**What you have to do**
Output the material beneath this task exactly, images excluded.
— START OF Stored data —
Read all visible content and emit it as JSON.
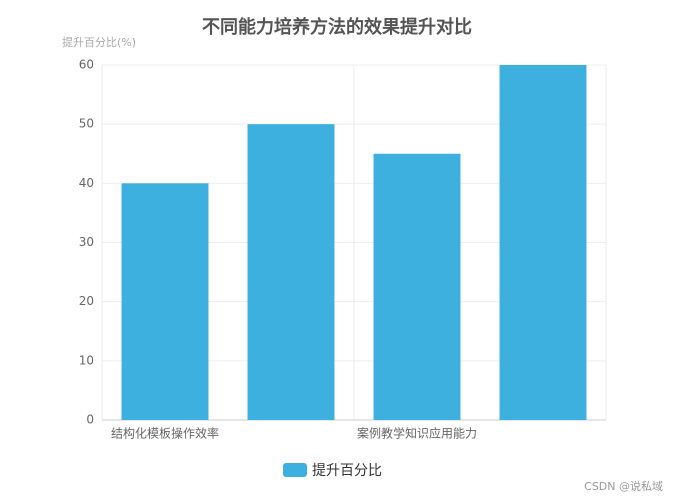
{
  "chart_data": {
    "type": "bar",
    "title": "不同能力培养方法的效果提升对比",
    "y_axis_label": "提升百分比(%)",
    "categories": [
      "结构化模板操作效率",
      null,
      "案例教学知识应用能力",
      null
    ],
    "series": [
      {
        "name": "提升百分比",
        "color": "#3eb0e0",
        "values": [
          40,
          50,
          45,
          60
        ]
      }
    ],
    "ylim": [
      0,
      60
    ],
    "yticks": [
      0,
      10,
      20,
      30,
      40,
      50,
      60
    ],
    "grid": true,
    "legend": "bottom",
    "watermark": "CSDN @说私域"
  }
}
— END OF Stored data —
**Complete answer**
Read all visible content and emit it as JSON.
{
  "chart_data": {
    "type": "bar",
    "title": "不同能力培养方法的效果提升对比",
    "y_axis_label": "提升百分比(%)",
    "categories": [
      "结构化模板操作效率",
      null,
      "案例教学知识应用能力",
      null
    ],
    "series": [
      {
        "name": "提升百分比",
        "color": "#3eb0e0",
        "values": [
          40,
          50,
          45,
          60
        ]
      }
    ],
    "ylim": [
      0,
      60
    ],
    "yticks": [
      0,
      10,
      20,
      30,
      40,
      50,
      60
    ],
    "grid": true,
    "legend": "bottom",
    "watermark": "CSDN @说私域"
  }
}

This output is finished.